Dataset rows about figures:
-- begin --

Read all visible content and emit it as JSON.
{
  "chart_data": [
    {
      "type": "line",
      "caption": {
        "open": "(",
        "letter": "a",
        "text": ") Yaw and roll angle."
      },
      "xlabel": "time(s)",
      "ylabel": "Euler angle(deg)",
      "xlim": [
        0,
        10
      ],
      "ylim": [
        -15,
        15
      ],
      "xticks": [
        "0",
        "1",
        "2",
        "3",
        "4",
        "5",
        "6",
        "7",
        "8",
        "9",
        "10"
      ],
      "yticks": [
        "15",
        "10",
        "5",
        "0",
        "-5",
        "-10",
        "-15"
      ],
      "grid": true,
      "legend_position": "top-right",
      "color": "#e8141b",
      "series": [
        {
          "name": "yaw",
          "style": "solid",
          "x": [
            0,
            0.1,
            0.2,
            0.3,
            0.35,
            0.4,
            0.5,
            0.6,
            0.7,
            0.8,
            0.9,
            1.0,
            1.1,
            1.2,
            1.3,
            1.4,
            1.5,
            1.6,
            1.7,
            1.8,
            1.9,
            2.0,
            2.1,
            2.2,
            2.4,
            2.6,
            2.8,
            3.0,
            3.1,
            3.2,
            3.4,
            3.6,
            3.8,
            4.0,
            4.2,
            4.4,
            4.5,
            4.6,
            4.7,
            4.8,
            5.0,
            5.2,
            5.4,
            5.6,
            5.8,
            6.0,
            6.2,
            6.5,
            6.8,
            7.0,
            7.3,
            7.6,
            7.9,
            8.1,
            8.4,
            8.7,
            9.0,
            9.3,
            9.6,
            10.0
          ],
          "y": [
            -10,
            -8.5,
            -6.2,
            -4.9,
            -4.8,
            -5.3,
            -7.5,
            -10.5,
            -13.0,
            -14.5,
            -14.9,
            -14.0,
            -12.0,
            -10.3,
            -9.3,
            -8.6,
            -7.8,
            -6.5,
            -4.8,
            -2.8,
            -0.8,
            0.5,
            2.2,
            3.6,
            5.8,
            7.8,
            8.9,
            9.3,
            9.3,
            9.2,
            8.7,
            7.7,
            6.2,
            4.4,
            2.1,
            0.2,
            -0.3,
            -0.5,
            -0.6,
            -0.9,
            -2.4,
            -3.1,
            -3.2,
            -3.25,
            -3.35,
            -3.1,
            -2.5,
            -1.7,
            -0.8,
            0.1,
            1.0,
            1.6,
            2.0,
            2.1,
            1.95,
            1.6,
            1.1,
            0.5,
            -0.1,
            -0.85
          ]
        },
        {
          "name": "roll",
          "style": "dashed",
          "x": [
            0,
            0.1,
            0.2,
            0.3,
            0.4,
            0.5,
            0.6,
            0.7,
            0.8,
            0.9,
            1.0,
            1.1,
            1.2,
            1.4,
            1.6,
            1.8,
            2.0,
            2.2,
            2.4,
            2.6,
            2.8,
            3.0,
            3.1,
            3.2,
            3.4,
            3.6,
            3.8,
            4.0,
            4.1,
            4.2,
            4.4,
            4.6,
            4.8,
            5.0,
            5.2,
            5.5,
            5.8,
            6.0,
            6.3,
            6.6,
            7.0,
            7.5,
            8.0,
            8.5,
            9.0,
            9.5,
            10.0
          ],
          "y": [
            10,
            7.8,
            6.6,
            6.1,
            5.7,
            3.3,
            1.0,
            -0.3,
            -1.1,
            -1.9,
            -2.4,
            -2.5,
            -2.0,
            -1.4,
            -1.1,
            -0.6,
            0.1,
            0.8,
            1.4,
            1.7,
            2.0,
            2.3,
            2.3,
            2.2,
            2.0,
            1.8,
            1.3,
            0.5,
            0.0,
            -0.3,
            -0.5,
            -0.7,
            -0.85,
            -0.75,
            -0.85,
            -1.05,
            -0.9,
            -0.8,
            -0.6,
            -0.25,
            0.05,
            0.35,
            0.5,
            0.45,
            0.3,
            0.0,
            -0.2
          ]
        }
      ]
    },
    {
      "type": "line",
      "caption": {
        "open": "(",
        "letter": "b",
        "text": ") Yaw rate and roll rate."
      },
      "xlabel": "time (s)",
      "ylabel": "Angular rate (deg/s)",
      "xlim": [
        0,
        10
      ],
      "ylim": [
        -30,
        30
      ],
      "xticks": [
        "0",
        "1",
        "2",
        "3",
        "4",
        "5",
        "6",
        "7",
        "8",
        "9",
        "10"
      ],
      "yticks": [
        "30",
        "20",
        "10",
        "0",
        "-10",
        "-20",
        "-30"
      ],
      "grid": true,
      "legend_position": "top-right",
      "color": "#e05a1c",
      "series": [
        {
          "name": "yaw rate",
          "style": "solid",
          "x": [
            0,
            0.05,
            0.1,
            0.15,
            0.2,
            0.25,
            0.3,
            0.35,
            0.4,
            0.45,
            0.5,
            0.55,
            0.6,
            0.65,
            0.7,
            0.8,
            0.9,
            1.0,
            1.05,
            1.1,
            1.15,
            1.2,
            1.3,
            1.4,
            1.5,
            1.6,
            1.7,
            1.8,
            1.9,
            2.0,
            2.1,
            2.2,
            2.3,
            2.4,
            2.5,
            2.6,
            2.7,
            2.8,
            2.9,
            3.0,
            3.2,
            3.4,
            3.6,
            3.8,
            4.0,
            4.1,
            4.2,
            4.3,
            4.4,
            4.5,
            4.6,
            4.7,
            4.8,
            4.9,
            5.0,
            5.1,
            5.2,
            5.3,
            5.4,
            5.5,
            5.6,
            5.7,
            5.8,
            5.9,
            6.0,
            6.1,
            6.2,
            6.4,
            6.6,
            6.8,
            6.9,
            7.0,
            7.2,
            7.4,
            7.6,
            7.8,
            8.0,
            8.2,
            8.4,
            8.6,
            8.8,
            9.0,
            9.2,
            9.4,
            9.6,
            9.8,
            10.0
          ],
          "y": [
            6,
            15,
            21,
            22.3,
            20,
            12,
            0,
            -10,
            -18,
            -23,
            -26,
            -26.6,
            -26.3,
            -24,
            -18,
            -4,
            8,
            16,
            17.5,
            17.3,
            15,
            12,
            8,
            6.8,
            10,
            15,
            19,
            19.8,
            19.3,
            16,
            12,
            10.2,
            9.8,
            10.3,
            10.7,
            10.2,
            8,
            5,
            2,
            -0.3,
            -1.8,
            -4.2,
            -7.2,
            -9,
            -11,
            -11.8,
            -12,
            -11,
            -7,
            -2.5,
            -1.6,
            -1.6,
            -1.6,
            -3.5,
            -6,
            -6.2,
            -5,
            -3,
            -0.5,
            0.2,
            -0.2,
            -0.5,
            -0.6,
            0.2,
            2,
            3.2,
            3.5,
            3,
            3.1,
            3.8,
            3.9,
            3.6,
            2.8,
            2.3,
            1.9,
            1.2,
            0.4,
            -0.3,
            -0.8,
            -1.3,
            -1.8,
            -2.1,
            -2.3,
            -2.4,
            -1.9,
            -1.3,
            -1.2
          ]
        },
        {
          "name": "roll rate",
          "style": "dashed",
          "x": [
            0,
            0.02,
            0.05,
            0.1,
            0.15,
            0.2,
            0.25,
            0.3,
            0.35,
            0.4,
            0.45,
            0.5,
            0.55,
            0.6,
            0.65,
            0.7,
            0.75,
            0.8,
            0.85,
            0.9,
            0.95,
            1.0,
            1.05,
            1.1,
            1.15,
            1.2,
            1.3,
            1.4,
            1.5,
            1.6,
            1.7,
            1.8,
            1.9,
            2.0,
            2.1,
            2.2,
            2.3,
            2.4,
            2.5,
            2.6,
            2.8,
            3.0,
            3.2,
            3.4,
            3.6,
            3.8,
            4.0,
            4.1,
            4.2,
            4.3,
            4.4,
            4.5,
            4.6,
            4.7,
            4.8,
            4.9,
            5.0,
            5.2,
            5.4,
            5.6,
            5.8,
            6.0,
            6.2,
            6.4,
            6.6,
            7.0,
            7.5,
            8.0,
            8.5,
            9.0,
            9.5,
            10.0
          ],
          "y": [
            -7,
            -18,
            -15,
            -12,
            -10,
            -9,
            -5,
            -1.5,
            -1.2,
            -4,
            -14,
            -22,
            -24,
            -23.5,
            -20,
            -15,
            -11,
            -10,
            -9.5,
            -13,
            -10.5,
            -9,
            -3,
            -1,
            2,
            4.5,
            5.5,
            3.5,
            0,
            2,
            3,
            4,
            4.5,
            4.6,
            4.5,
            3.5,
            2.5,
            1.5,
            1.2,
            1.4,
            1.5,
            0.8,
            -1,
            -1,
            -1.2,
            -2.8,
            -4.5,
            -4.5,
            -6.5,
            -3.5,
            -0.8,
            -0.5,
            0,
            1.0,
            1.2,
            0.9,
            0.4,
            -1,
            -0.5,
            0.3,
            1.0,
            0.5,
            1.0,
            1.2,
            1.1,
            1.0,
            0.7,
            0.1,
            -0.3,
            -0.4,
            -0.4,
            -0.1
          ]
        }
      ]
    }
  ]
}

-- end --

▶ What you need to do: Give every line of the material that includes the string "text".

▶ Solution to this problem:
        "text": ") Yaw and roll angle."
        "text": ") Yaw rate and roll rate."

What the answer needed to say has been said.